▶ Written request
All the data should come back exactly as it was given.
-- START Task inputs --
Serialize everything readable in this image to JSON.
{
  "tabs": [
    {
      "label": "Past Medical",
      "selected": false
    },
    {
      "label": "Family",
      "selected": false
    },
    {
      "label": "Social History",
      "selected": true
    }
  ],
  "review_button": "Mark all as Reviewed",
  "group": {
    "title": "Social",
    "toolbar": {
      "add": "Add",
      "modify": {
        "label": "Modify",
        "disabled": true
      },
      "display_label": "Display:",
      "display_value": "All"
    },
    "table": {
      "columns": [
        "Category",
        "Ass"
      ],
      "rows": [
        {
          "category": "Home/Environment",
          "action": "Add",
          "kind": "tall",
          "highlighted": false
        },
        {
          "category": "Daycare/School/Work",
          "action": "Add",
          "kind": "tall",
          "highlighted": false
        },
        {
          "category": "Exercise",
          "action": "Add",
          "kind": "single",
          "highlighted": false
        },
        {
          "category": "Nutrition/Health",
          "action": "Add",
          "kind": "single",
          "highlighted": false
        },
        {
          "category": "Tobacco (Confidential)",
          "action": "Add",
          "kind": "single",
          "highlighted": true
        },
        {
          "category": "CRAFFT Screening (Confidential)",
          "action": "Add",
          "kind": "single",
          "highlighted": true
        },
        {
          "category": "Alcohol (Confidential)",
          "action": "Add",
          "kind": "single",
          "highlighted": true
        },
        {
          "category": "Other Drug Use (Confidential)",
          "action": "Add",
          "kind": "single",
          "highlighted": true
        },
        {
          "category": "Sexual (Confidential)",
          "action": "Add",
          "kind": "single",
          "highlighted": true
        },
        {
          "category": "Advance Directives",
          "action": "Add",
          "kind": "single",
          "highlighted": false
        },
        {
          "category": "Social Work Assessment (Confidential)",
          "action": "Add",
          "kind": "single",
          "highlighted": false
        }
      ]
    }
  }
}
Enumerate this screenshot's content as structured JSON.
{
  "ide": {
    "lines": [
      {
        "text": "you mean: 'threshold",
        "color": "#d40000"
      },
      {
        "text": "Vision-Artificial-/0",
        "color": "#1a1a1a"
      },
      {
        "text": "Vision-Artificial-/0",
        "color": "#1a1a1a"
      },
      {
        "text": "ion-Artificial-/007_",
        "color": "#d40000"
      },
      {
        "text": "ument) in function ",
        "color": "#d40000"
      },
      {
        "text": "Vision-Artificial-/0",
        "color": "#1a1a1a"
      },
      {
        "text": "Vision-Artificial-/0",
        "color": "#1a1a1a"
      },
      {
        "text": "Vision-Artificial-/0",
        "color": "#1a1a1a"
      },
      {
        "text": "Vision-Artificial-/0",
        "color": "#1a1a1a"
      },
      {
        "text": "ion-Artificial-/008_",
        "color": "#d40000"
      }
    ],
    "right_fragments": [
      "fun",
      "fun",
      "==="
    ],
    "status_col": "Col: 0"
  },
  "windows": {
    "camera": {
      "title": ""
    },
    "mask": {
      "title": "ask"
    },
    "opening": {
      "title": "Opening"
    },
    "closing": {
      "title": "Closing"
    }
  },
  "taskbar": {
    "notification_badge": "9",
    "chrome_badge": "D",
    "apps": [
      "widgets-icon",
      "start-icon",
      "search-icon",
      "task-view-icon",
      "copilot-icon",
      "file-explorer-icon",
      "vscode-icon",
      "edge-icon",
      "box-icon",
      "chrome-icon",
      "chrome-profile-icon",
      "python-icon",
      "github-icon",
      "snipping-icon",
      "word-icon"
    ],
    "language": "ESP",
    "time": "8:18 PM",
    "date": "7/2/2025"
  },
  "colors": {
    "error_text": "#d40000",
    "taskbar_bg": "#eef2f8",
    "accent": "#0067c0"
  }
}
-- END Task inputs --
▶ Response to the task
Serialize everything readable in this image to JSON.
{
  "tabs": [
    {
      "label": "Past Medical",
      "selected": false
    },
    {
      "label": "Family",
      "selected": false
    },
    {
      "label": "Social History",
      "selected": true
    }
  ],
  "review_button": "Mark all as Reviewed",
  "group": {
    "title": "Social",
    "toolbar": {
      "add": "Add",
      "modify": {
        "label": "Modify",
        "disabled": true
      },
      "display_label": "Display:",
      "display_value": "All"
    },
    "table": {
      "columns": [
        "Category",
        "Ass"
      ],
      "rows": [
        {
          "category": "Home/Environment",
          "action": "Add",
          "kind": "tall",
          "highlighted": false
        },
        {
          "category": "Daycare/School/Work",
          "action": "Add",
          "kind": "tall",
          "highlighted": false
        },
        {
          "category": "Exercise",
          "action": "Add",
          "kind": "single",
          "highlighted": false
        },
        {
          "category": "Nutrition/Health",
          "action": "Add",
          "kind": "single",
          "highlighted": false
        },
        {
          "category": "Tobacco (Confidential)",
          "action": "Add",
          "kind": "single",
          "highlighted": true
        },
        {
          "category": "CRAFFT Screening (Confidential)",
          "action": "Add",
          "kind": "single",
          "highlighted": true
        },
        {
          "category": "Alcohol (Confidential)",
          "action": "Add",
          "kind": "single",
          "highlighted": true
        },
        {
          "category": "Other Drug Use (Confidential)",
          "action": "Add",
          "kind": "single",
          "highlighted": true
        },
        {
          "category": "Sexual (Confidential)",
          "action": "Add",
          "kind": "single",
          "highlighted": true
        },
        {
          "category": "Advance Directives",
          "action": "Add",
          "kind": "single",
          "highlighted": false
        },
        {
          "category": "Social Work Assessment (Confidential)",
          "action": "Add",
          "kind": "single",
          "highlighted": false
        }
      ]
    }
  }
}
Enumerate this screenshot's content as structured JSON.
{
  "ide": {
    "lines": [
      {
        "text": "you mean: 'threshold",
        "color": "#d40000"
      },
      {
        "text": "Vision-Artificial-/0",
        "color": "#1a1a1a"
      },
      {
        "text": "Vision-Artificial-/0",
        "color": "#1a1a1a"
      },
      {
        "text": "ion-Artificial-/007_",
        "color": "#d40000"
      },
      {
        "text": "ument) in function ",
        "color": "#d40000"
      },
      {
        "text": "Vision-Artificial-/0",
        "color": "#1a1a1a"
      },
      {
        "text": "Vision-Artificial-/0",
        "color": "#1a1a1a"
      },
      {
        "text": "Vision-Artificial-/0",
        "color": "#1a1a1a"
      },
      {
        "text": "Vision-Artificial-/0",
        "color": "#1a1a1a"
      },
      {
        "text": "ion-Artificial-/008_",
        "color": "#d40000"
      }
    ],
    "right_fragments": [
      "fun",
      "fun",
      "==="
    ],
    "status_col": "Col: 0"
  },
  "windows": {
    "camera": {
      "title": ""
    },
    "mask": {
      "title": "ask"
    },
    "opening": {
      "title": "Opening"
    },
    "closing": {
      "title": "Closing"
    }
  },
  "taskbar": {
    "notification_badge": "9",
    "chrome_badge": "D",
    "apps": [
      "widgets-icon",
      "start-icon",
      "search-icon",
      "task-view-icon",
      "copilot-icon",
      "file-explorer-icon",
      "vscode-icon",
      "edge-icon",
      "box-icon",
      "chrome-icon",
      "chrome-profile-icon",
      "python-icon",
      "github-icon",
      "snipping-icon",
      "word-icon"
    ],
    "language": "ESP",
    "time": "8:18 PM",
    "date": "7/2/2025"
  },
  "colors": {
    "error_text": "#d40000",
    "taskbar_bg": "#eef2f8",
    "accent": "#0067c0"
  }
}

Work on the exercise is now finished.